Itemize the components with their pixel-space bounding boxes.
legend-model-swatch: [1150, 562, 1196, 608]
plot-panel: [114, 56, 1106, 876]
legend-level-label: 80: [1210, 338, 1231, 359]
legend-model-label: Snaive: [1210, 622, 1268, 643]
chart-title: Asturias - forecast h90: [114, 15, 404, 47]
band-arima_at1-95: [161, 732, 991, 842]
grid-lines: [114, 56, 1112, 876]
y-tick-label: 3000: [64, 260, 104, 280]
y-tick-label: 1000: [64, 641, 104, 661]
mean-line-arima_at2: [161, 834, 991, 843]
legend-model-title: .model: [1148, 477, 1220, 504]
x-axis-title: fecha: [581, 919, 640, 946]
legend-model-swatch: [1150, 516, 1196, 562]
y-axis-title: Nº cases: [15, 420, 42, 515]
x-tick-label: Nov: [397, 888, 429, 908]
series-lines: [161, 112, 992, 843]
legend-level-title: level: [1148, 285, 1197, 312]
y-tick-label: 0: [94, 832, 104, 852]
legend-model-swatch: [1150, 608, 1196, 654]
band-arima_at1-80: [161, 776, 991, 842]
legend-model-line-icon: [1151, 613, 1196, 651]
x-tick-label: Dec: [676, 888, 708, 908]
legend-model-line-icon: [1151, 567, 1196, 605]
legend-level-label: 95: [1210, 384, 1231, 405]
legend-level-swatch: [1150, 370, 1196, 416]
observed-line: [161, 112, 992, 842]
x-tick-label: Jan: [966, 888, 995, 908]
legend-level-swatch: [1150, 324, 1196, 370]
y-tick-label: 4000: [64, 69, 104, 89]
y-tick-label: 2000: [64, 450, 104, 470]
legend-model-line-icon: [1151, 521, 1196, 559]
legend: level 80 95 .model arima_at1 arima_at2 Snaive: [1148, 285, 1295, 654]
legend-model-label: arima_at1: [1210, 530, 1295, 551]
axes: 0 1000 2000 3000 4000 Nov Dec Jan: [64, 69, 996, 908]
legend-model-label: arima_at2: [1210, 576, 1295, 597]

.....

◆ YOUR INSTRUCTIONS: Arrange the entries above as a numbered list, from the first line through the line containing "x-tick-label: Nov: [397, 888, 429, 908]", and leave out any blank lines.

◆ RESULT:
1. Itemize the components with their pixel-space bounding boxes.
2. legend-model-swatch: [1150, 562, 1196, 608]
3. plot-panel: [114, 56, 1106, 876]
4. legend-level-label: 80: [1210, 338, 1231, 359]
5. legend-model-label: Snaive: [1210, 622, 1268, 643]
6. chart-title: Asturias - forecast h90: [114, 15, 404, 47]
7. band-arima_at1-95: [161, 732, 991, 842]
8. grid-lines: [114, 56, 1112, 876]
9. y-tick-label: 3000: [64, 260, 104, 280]
10. y-tick-label: 1000: [64, 641, 104, 661]
11. mean-line-arima_at2: [161, 834, 991, 843]
12. legend-model-title: .model: [1148, 477, 1220, 504]
13. x-axis-title: fecha: [581, 919, 640, 946]
14. legend-model-swatch: [1150, 516, 1196, 562]
15. y-axis-title: Nº cases: [15, 420, 42, 515]
16. x-tick-label: Nov: [397, 888, 429, 908]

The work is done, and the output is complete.